= The problem =
Pick out every line of the records that contains the string "stat", matching case exactly.

##### Material provided #####

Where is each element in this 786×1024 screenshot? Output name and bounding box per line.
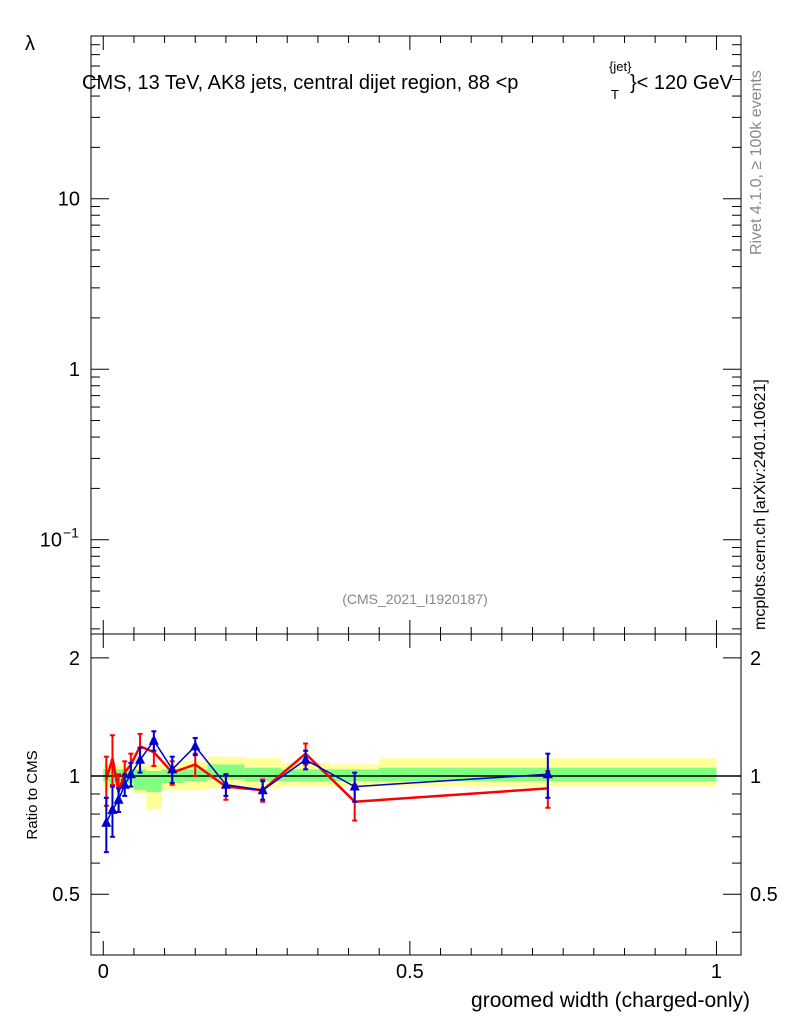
main-y-tick-label: 1 [69, 359, 80, 381]
data-point-1 [113, 793, 124, 804]
main-frame [90, 35, 742, 635]
ratio-y-tick-label-left: 1 [69, 766, 80, 788]
ratio-y-tick-label-left: 0.5 [52, 884, 80, 906]
ratio-panel: 0.5 0.51 12 2 0 0.5 1 Ratio to CMS groomed wi… [24, 633, 778, 1012]
data-point-1 [190, 740, 201, 751]
chart-title: CMS, 13 TeV, AK8 jets, central dijet reg… [82, 59, 734, 102]
data-point-1 [220, 778, 231, 789]
data-point-1 [101, 816, 112, 827]
main-y-tick-label: 10 [40, 530, 62, 552]
uncertainty-band-stat [146, 770, 162, 793]
ratio-x-ticks: 0 0.5 1 [98, 634, 722, 983]
ratio-frame [90, 633, 742, 956]
main-x-ticks [102, 36, 717, 634]
data-point-1 [349, 780, 360, 791]
chart-title-tail: }< 120 GeV [630, 72, 734, 94]
chart-title-superscript: {jet} [609, 59, 632, 74]
data-point-1 [300, 753, 311, 764]
ratio-y-ticks: 0.5 0.5 1 1 2 2 [52, 648, 778, 933]
uncertainty-band-stat [133, 769, 147, 791]
data-point-1 [125, 768, 136, 779]
x-axis-label: groomed width (charged-only) [471, 989, 750, 1012]
data-point-1 [542, 768, 553, 779]
chart-title-main: CMS, 13 TeV, AK8 jets, central dijet reg… [82, 72, 518, 94]
mcplots-label: mcplots.cern.ch [arXiv:2401.10621] [752, 379, 769, 630]
uncertainty-band-stat [244, 767, 282, 782]
main-y-tick-label: 10 [58, 189, 80, 211]
ratio-series [101, 730, 553, 854]
data-point-1 [107, 803, 118, 814]
rivet-version-label: Rivet 4.1.0, ≥ 100k events [748, 70, 765, 255]
data-point-1 [167, 763, 178, 774]
data-point-1 [257, 784, 268, 795]
ratio-y-tick-label-right: 2 [750, 648, 761, 670]
ratio-y-axis-label: Ratio to CMS [24, 750, 41, 839]
data-point-1 [119, 778, 130, 789]
analysis-label: (CMS_2021_I1920187) [342, 591, 488, 607]
main-y-axis-label: λ [25, 33, 35, 55]
x-tick-label: 0 [98, 961, 109, 983]
x-tick-label: 1 [711, 961, 722, 983]
ratio-y-tick-label-right: 0.5 [750, 884, 778, 906]
data-point-1 [135, 753, 146, 764]
ratio-y-tick-label-right: 1 [750, 766, 761, 788]
x-tick-label: 0.5 [396, 961, 424, 983]
chart-title-subscript: T [611, 87, 619, 102]
ratio-y-tick-label-left: 2 [69, 648, 80, 670]
main-y-tick-label-exponent: −1 [63, 525, 79, 541]
data-point-1 [148, 734, 159, 745]
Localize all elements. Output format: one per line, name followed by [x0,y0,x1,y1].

#####

= Result of this exercise =
uncertainty-band-stat [146, 770, 162, 793]
uncertainty-band-stat [133, 769, 147, 791]
uncertainty-band-stat [244, 767, 282, 782]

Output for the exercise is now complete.